◆ PROBLEM TO WORK ON:
From the entries provided below, copy each line that contains the word "Likely".

Dataset entries on figures
====

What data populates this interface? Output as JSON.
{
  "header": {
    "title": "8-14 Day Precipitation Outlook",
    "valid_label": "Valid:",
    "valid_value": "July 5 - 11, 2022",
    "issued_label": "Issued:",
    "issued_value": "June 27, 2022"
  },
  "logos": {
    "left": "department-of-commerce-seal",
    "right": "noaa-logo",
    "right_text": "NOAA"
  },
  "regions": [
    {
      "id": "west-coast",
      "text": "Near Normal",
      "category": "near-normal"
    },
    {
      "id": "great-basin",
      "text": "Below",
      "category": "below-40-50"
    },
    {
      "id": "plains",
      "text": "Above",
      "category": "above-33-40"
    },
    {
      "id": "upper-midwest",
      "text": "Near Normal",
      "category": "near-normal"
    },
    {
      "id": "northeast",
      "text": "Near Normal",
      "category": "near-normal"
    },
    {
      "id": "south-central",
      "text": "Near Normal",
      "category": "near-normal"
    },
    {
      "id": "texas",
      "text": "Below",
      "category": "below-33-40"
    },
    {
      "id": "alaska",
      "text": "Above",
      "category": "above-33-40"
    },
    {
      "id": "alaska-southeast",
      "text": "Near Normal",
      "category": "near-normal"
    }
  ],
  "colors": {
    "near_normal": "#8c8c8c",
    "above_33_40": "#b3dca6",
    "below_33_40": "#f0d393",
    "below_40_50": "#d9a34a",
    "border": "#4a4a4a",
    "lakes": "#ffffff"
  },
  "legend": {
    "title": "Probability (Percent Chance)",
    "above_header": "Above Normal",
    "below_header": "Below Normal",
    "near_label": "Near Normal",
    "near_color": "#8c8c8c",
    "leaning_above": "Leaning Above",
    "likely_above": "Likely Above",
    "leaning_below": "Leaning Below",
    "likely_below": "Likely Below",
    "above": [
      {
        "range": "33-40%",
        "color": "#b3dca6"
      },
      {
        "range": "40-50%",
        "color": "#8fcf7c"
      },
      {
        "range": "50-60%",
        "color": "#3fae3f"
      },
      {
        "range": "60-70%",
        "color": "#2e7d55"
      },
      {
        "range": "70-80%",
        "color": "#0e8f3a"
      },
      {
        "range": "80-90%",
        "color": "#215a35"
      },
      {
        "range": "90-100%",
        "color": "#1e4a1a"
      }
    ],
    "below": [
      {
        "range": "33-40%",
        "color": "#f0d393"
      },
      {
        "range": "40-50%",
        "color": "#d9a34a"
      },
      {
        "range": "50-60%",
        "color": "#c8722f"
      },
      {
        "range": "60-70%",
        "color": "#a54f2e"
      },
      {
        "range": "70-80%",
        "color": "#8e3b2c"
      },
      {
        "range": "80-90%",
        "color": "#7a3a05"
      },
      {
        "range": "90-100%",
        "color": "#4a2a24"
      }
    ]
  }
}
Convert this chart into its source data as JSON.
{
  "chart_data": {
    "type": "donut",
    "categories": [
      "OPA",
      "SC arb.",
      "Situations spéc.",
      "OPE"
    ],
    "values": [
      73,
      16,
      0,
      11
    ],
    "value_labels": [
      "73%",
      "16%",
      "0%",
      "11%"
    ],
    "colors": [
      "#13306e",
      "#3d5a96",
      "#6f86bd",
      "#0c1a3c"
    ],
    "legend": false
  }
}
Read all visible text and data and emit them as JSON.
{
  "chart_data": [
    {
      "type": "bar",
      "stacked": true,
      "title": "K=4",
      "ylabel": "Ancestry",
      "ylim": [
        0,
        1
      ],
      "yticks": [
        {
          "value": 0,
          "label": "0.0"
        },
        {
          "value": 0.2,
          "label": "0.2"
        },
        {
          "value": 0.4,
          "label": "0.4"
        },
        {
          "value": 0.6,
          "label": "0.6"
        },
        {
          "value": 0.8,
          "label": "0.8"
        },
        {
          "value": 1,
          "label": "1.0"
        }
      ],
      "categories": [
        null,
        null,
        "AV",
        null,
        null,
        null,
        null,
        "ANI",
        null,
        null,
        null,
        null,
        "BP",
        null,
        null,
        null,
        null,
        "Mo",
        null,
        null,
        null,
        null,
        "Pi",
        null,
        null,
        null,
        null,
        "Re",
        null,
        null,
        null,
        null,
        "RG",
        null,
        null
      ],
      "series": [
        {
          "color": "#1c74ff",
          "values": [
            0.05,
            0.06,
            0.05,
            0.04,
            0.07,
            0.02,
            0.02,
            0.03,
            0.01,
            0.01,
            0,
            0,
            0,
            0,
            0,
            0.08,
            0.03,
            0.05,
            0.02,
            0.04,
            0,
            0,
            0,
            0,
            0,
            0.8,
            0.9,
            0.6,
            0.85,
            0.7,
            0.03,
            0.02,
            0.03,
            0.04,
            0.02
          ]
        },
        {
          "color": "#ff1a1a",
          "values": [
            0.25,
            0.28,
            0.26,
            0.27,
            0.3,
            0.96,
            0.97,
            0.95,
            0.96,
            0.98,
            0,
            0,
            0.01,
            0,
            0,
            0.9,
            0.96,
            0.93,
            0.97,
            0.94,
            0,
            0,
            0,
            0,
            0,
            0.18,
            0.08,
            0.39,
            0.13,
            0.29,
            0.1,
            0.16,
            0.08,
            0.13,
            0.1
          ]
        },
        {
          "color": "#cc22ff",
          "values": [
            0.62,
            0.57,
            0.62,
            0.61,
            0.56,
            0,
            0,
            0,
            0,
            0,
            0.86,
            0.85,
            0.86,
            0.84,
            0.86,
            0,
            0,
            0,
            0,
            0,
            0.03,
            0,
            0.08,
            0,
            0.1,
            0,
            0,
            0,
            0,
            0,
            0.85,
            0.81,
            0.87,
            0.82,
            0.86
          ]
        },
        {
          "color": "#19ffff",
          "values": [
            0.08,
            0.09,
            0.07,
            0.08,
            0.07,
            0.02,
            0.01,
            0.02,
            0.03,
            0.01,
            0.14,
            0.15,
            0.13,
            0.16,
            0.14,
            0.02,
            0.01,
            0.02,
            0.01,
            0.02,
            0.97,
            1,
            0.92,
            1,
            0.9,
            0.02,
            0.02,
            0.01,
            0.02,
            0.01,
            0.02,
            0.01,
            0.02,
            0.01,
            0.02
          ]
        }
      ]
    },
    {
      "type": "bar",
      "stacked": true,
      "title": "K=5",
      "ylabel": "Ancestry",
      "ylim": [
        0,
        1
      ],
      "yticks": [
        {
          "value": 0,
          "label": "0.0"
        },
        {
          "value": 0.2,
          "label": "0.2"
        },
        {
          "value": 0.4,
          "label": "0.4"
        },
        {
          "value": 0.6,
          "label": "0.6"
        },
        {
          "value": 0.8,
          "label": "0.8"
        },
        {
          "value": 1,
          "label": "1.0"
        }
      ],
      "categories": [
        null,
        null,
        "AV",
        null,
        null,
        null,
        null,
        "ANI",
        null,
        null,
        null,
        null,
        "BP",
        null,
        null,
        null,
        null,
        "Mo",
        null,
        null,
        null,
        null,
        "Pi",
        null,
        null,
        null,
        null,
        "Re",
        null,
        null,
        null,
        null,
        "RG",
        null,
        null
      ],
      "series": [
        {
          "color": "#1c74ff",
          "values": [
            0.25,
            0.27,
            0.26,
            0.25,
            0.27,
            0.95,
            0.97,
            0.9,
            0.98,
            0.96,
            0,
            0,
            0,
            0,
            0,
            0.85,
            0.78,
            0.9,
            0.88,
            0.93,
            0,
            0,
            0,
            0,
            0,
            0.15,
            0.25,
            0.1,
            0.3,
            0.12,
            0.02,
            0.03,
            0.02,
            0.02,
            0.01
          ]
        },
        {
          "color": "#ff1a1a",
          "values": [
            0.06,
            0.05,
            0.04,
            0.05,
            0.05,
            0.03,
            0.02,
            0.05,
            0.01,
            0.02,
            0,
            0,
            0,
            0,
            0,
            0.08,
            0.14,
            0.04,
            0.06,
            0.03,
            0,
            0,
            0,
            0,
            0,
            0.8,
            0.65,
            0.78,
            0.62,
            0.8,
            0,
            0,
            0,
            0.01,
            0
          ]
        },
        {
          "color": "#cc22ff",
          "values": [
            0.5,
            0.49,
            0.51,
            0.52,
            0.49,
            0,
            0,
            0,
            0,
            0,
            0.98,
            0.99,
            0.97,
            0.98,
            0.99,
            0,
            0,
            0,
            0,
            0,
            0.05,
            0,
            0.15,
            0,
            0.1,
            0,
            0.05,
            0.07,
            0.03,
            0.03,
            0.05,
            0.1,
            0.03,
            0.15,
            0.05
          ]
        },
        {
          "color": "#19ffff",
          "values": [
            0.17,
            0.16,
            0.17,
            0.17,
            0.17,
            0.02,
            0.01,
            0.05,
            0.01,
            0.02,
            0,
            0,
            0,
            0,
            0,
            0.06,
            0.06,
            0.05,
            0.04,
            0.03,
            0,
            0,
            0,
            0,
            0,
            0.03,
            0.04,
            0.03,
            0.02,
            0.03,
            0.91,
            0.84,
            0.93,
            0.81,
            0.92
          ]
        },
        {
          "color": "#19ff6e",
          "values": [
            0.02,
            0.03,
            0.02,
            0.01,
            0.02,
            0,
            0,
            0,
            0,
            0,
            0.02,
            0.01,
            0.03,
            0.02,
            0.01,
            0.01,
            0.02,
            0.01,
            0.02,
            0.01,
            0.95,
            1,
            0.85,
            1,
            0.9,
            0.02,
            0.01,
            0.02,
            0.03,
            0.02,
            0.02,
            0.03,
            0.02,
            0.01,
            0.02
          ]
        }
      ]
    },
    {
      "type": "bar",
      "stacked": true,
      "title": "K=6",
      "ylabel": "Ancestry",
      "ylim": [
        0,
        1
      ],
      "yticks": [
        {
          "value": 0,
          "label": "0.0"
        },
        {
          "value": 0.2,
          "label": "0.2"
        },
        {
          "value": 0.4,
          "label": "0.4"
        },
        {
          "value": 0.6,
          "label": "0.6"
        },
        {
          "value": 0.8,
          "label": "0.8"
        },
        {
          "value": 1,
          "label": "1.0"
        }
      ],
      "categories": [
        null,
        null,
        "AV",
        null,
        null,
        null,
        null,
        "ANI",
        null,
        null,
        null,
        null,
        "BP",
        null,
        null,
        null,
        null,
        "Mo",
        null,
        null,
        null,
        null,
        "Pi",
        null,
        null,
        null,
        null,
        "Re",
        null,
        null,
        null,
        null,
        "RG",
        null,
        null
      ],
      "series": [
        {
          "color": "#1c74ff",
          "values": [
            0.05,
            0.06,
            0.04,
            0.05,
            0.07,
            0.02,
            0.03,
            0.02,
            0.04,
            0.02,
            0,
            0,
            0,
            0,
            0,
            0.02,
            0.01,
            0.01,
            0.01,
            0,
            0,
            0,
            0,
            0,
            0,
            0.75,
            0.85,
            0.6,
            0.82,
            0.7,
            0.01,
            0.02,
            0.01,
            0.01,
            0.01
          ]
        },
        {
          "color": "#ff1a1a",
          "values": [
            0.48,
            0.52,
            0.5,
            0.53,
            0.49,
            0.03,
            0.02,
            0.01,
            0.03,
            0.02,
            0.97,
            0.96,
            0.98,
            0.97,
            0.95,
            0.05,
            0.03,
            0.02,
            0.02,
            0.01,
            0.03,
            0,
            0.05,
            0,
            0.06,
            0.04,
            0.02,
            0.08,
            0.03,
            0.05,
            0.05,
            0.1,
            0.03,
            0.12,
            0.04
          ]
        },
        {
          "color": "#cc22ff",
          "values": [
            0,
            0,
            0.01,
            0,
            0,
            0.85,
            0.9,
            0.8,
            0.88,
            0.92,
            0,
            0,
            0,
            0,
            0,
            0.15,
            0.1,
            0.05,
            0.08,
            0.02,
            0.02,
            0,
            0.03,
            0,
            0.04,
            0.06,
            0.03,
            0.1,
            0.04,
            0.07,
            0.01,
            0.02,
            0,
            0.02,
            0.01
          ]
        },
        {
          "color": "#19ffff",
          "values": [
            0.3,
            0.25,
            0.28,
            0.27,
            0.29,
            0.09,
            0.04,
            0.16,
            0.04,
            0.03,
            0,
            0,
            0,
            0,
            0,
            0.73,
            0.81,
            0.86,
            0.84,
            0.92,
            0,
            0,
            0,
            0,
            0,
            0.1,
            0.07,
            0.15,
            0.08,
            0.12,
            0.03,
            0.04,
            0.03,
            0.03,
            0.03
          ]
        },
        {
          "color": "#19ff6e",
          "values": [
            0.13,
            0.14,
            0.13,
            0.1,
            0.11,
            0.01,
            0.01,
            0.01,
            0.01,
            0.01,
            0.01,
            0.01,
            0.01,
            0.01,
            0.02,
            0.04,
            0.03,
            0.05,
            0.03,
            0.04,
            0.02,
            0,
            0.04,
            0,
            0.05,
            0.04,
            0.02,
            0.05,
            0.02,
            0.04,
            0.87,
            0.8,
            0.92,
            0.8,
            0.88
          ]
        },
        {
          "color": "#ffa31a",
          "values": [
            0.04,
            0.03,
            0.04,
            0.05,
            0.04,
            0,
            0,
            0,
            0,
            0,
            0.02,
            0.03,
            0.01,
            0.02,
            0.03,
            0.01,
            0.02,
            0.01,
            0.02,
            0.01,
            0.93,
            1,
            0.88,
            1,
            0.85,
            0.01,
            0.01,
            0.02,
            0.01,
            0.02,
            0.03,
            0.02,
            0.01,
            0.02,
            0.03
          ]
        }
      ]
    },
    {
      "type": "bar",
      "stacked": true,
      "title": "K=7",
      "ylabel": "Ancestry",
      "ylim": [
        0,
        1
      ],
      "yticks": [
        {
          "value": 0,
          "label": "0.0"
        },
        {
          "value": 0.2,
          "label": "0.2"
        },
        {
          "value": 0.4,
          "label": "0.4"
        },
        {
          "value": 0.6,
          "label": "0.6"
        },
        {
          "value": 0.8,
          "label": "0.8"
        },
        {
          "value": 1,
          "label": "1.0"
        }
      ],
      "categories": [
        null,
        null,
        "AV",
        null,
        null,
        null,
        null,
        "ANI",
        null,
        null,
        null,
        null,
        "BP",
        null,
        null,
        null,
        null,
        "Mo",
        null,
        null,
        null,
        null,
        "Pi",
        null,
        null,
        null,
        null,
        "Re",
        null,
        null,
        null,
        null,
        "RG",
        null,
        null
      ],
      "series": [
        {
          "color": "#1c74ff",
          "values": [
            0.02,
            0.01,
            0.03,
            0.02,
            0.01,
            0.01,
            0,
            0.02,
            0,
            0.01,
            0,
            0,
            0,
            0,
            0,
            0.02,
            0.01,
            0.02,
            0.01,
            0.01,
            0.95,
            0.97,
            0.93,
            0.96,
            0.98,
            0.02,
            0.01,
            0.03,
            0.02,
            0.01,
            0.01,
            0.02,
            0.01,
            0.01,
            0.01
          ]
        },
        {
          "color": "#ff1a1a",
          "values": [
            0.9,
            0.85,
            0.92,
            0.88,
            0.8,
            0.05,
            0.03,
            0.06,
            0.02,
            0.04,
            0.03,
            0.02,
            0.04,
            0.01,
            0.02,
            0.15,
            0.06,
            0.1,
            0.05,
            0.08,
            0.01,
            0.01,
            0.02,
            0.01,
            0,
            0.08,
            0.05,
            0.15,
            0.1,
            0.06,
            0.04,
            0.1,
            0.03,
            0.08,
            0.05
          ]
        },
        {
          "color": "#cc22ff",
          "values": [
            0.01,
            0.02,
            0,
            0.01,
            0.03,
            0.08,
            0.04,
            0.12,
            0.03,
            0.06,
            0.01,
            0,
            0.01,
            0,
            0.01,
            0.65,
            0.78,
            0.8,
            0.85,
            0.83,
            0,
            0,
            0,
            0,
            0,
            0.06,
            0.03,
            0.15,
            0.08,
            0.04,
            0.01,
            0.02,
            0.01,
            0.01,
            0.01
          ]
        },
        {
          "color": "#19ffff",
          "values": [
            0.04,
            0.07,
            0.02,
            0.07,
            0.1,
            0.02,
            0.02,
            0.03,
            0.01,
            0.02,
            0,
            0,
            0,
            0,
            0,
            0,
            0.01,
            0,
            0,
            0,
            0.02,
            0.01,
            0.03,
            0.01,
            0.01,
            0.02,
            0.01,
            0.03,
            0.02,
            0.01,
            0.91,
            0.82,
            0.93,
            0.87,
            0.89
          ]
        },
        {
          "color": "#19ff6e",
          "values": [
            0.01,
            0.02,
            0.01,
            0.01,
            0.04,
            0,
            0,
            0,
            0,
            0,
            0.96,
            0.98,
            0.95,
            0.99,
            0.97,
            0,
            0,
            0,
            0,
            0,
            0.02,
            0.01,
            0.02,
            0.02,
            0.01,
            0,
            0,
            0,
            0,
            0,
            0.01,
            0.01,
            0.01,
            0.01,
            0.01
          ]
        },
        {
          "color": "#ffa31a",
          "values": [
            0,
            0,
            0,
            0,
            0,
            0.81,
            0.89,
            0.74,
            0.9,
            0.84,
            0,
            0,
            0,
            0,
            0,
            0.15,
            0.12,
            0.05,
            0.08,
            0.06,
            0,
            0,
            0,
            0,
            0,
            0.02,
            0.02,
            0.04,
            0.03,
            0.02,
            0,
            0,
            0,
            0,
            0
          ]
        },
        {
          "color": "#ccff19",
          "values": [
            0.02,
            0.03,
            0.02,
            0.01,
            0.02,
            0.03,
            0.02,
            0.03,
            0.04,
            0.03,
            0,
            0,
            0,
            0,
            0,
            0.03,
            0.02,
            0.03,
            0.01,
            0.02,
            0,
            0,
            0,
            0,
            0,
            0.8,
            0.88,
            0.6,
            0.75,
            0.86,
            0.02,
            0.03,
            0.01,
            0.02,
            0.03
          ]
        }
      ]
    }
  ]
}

====

◆ SOLUTION FOR THIS PROBLEM:
    "likely_above": "Likely Above",
    "likely_below": "Likely Below",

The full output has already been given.